Stated exercise:
Scan the data below and pick out the lines containing the word "panssarijoukkojen".

Items listed in a dataset:

# # #

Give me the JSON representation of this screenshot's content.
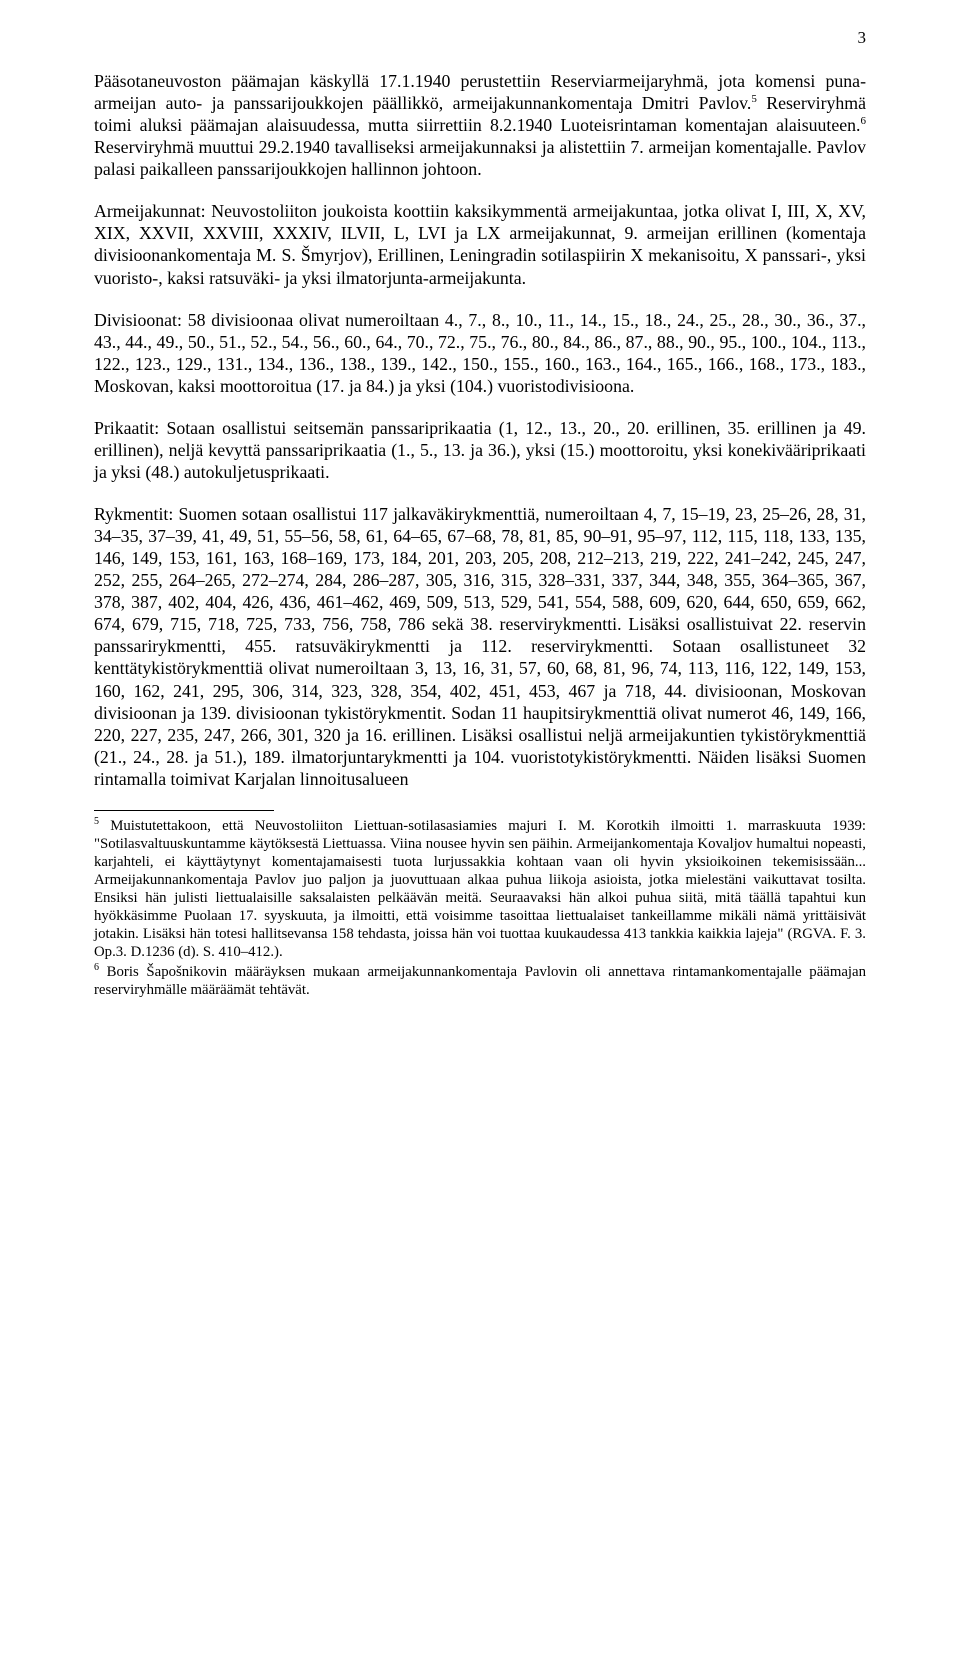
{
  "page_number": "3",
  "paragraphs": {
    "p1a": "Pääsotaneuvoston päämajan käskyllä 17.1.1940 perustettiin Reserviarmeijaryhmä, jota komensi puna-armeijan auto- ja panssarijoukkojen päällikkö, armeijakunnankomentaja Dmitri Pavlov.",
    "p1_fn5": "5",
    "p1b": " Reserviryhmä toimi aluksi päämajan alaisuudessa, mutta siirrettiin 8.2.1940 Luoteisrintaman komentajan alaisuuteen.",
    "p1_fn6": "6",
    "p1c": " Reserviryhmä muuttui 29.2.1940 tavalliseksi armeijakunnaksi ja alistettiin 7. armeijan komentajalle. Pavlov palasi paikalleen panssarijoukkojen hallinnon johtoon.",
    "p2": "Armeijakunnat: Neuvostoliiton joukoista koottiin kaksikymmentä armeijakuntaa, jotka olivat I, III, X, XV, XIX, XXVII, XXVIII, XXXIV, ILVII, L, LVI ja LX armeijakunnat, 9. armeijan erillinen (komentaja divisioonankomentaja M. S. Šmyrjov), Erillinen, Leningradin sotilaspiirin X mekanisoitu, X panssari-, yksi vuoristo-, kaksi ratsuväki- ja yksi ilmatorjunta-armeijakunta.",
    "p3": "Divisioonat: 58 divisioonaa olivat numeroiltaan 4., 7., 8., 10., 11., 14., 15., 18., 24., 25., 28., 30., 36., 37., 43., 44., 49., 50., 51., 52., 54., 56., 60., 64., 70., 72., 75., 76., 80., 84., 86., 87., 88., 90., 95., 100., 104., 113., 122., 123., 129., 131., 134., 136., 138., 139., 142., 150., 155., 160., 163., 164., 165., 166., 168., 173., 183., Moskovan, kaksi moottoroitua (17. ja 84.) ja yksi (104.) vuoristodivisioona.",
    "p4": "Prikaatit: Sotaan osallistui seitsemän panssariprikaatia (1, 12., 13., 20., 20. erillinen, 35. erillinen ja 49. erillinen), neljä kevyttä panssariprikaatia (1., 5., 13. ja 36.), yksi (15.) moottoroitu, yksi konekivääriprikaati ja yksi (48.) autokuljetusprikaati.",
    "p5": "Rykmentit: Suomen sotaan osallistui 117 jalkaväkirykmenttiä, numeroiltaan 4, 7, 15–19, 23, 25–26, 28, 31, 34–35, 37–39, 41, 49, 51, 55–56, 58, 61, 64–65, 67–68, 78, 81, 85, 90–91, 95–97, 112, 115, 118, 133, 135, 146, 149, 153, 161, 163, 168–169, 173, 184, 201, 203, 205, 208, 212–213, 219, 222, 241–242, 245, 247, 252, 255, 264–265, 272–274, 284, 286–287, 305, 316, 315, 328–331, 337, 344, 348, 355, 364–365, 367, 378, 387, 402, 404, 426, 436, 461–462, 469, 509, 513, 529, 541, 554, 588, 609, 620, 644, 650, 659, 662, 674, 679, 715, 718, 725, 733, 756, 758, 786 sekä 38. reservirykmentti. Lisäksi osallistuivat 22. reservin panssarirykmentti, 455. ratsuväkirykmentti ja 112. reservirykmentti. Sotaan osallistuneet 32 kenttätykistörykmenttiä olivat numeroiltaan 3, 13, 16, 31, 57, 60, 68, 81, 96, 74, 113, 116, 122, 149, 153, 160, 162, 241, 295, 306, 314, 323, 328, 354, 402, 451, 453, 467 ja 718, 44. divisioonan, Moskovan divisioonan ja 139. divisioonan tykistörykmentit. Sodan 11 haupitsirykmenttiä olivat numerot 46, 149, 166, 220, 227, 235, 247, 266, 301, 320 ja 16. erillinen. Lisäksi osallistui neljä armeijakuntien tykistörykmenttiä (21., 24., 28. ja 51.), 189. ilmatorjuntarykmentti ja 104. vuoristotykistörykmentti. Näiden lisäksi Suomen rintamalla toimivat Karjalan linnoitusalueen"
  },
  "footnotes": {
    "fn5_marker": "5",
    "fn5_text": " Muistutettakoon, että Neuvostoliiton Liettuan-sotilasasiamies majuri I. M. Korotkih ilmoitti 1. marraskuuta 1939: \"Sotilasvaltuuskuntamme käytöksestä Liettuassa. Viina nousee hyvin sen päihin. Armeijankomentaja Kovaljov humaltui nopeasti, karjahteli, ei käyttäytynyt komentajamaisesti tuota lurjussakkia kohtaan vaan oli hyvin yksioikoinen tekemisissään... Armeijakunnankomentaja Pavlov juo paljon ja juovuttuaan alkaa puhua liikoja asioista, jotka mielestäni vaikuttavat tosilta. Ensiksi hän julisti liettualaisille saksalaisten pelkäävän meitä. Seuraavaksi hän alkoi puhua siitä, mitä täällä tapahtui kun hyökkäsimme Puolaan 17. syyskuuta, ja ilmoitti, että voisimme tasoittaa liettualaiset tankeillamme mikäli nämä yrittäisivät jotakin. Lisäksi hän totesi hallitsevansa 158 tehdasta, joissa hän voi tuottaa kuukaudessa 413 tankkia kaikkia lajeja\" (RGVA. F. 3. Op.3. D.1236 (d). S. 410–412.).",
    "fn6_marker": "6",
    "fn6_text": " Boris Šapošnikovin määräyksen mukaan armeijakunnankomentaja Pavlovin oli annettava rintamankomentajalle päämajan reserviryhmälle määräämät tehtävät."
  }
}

# # #

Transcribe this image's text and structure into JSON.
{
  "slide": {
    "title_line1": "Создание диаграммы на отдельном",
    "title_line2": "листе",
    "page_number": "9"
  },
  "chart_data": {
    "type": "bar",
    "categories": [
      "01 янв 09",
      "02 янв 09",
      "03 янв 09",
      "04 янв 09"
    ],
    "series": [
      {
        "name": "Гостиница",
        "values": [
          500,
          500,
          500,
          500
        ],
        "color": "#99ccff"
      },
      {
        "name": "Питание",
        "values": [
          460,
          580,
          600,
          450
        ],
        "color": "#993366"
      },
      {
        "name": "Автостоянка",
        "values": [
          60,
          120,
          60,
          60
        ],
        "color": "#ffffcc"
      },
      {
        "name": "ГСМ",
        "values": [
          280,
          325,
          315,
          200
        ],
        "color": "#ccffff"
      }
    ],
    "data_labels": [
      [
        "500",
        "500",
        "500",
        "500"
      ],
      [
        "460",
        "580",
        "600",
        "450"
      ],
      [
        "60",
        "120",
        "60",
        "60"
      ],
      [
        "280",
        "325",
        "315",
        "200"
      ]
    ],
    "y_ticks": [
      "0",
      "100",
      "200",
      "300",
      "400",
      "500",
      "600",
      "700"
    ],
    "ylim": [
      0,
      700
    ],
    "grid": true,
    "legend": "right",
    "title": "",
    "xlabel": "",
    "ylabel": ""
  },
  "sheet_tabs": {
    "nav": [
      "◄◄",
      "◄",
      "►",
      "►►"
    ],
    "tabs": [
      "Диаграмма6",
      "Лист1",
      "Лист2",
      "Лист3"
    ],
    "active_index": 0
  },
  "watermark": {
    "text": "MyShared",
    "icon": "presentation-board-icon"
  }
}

# # #

The completed task:
    "p1a": "Pääsotaneuvoston päämajan käskyllä 17.1.1940 perustettiin Reserviarmeijaryhmä, jota komensi puna-armeijan auto- ja panssarijoukkojen päällikkö, armeijakunnankomentaja Dmitri Pavlov.",
    "p1c": " Reserviryhmä muuttui 29.2.1940 tavalliseksi armeijakunnaksi ja alistettiin 7. armeijan komentajalle. Pavlov palasi paikalleen panssarijoukkojen hallinnon johtoon.",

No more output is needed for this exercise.